━━ Raw records ━━

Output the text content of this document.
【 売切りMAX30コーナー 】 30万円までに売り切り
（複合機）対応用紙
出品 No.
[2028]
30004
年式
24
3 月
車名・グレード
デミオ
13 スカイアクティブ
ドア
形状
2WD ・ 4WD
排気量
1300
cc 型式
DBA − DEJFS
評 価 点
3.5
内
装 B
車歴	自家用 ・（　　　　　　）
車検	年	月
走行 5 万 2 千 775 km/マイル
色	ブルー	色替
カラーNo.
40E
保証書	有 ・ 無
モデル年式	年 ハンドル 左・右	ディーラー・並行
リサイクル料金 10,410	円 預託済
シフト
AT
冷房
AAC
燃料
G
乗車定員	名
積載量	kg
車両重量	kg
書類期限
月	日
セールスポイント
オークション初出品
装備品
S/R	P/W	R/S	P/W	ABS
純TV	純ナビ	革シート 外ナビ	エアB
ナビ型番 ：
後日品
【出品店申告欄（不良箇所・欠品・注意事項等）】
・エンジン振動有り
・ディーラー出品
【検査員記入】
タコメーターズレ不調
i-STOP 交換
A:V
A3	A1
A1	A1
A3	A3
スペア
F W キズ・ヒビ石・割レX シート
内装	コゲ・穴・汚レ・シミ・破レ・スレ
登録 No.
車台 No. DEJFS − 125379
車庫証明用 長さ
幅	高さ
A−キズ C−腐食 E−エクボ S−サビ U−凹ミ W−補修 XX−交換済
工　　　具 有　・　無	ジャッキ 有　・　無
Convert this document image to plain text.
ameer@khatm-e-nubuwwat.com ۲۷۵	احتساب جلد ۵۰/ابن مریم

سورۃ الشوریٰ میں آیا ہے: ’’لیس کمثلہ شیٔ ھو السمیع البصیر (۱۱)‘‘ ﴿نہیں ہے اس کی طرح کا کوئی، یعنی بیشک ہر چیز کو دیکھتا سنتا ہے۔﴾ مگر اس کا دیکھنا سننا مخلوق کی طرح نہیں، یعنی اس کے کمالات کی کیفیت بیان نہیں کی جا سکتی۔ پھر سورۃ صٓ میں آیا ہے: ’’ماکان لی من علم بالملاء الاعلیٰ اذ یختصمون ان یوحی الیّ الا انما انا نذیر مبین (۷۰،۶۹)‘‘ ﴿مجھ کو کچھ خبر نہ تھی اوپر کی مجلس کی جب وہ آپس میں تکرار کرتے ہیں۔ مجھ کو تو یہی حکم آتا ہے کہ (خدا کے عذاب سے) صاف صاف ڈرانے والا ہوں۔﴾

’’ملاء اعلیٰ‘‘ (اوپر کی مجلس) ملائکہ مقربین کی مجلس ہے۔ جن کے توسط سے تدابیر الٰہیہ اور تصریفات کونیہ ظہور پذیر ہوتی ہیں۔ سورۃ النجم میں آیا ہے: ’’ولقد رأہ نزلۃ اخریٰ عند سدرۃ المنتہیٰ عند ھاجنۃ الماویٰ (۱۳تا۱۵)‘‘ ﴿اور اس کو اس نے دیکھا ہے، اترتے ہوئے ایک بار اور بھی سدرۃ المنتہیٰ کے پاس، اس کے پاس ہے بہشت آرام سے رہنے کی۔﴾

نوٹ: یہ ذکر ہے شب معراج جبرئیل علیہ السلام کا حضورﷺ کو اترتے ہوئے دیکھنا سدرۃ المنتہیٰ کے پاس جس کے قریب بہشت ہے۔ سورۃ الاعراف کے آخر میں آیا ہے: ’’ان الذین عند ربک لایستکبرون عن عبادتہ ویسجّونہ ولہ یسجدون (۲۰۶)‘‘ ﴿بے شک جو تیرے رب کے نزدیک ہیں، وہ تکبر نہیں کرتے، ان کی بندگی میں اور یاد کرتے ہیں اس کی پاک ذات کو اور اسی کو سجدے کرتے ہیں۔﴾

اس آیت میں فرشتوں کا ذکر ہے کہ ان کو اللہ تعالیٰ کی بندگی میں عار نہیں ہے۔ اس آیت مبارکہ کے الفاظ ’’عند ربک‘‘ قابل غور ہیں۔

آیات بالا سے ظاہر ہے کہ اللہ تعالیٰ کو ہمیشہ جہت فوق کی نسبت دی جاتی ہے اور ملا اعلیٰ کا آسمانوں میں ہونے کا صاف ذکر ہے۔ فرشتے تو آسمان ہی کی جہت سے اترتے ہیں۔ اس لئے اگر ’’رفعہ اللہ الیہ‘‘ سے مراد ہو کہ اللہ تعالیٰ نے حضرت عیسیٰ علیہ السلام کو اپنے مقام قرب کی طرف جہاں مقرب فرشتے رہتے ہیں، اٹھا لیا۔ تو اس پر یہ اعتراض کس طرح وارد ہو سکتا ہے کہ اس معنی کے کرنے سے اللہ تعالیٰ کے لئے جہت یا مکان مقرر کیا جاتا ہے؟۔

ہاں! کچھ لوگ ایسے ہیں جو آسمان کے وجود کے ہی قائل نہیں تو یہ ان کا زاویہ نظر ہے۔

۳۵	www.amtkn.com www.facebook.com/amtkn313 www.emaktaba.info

━━━

Every entry should be printed again exactly as it stands.

Solution to this problem:
Output the text content of this document.
【 売切りMAX30コーナー 】 30万円までに売り切り
（複合機）対応用紙
出品 No.
[2028]
30004
年式
24
3 月
車名・グレード
デミオ
13 スカイアクティブ
ドア
形状
2WD ・ 4WD
排気量
1300
cc 型式
DBA − DEJFS
評 価 点
3.5
内
装 B
車歴	自家用 ・（　　　　　　）
車検	年	月
走行 5 万 2 千 775 km/マイル
色	ブルー	色替
カラーNo.
40E
保証書	有 ・ 無
モデル年式	年 ハンドル 左・右	ディーラー・並行
リサイクル料金 10,410	円 預託済
シフト
AT
冷房
AAC
燃料
G
乗車定員	名
積載量	kg
車両重量	kg
書類期限
月	日
セールスポイント
オークション初出品
装備品
S/R	P/W	R/S	P/W	ABS
純TV	純ナビ	革シート 外ナビ	エアB
ナビ型番 ：
後日品
【出品店申告欄（不良箇所・欠品・注意事項等）】
・エンジン振動有り
・ディーラー出品
【検査員記入】
タコメーターズレ不調
i-STOP 交換
A:V
A3	A1
A1	A1
A3	A3
スペア
F W キズ・ヒビ石・割レX シート
内装	コゲ・穴・汚レ・シミ・破レ・スレ
登録 No.
車台 No. DEJFS − 125379
車庫証明用 長さ
幅	高さ
A−キズ C−腐食 E−エクボ S−サビ U−凹ミ W−補修 XX−交換済
工　　　具 有　・　無	ジャッキ 有　・　無
Convert this document image to plain text.
ameer@khatm-e-nubuwwat.com ۲۷۵	احتساب جلد ۵۰/ابن مریم

سورۃ الشوریٰ میں آیا ہے: ’’لیس کمثلہ شیٔ ھو السمیع البصیر (۱۱)‘‘ ﴿نہیں ہے اس کی طرح کا کوئی، یعنی بیشک ہر چیز کو دیکھتا سنتا ہے۔﴾ مگر اس کا دیکھنا سننا مخلوق کی طرح نہیں، یعنی اس کے کمالات کی کیفیت بیان نہیں کی جا سکتی۔ پھر سورۃ صٓ میں آیا ہے: ’’ماکان لی من علم بالملاء الاعلیٰ اذ یختصمون ان یوحی الیّ الا انما انا نذیر مبین (۷۰،۶۹)‘‘ ﴿مجھ کو کچھ خبر نہ تھی اوپر کی مجلس کی جب وہ آپس میں تکرار کرتے ہیں۔ مجھ کو تو یہی حکم آتا ہے کہ (خدا کے عذاب سے) صاف صاف ڈرانے والا ہوں۔﴾

’’ملاء اعلیٰ‘‘ (اوپر کی مجلس) ملائکہ مقربین کی مجلس ہے۔ جن کے توسط سے تدابیر الٰہیہ اور تصریفات کونیہ ظہور پذیر ہوتی ہیں۔ سورۃ النجم میں آیا ہے: ’’ولقد رأہ نزلۃ اخریٰ عند سدرۃ المنتہیٰ عند ھاجنۃ الماویٰ (۱۳تا۱۵)‘‘ ﴿اور اس کو اس نے دیکھا ہے، اترتے ہوئے ایک بار اور بھی سدرۃ المنتہیٰ کے پاس، اس کے پاس ہے بہشت آرام سے رہنے کی۔﴾

نوٹ: یہ ذکر ہے شب معراج جبرئیل علیہ السلام کا حضورﷺ کو اترتے ہوئے دیکھنا سدرۃ المنتہیٰ کے پاس جس کے قریب بہشت ہے۔ سورۃ الاعراف کے آخر میں آیا ہے: ’’ان الذین عند ربک لایستکبرون عن عبادتہ ویسجّونہ ولہ یسجدون (۲۰۶)‘‘ ﴿بے شک جو تیرے رب کے نزدیک ہیں، وہ تکبر نہیں کرتے، ان کی بندگی میں اور یاد کرتے ہیں اس کی پاک ذات کو اور اسی کو سجدے کرتے ہیں۔﴾

اس آیت میں فرشتوں کا ذکر ہے کہ ان کو اللہ تعالیٰ کی بندگی میں عار نہیں ہے۔ اس آیت مبارکہ کے الفاظ ’’عند ربک‘‘ قابل غور ہیں۔

آیات بالا سے ظاہر ہے کہ اللہ تعالیٰ کو ہمیشہ جہت فوق کی نسبت دی جاتی ہے اور ملا اعلیٰ کا آسمانوں میں ہونے کا صاف ذکر ہے۔ فرشتے تو آسمان ہی کی جہت سے اترتے ہیں۔ اس لئے اگر ’’رفعہ اللہ الیہ‘‘ سے مراد ہو کہ اللہ تعالیٰ نے حضرت عیسیٰ علیہ السلام کو اپنے مقام قرب کی طرف جہاں مقرب فرشتے رہتے ہیں، اٹھا لیا۔ تو اس پر یہ اعتراض کس طرح وارد ہو سکتا ہے کہ اس معنی کے کرنے سے اللہ تعالیٰ کے لئے جہت یا مکان مقرر کیا جاتا ہے؟۔

ہاں! کچھ لوگ ایسے ہیں جو آسمان کے وجود کے ہی قائل نہیں تو یہ ان کا زاویہ نظر ہے۔

۳۵	www.amtkn.com www.facebook.com/amtkn313 www.emaktaba.info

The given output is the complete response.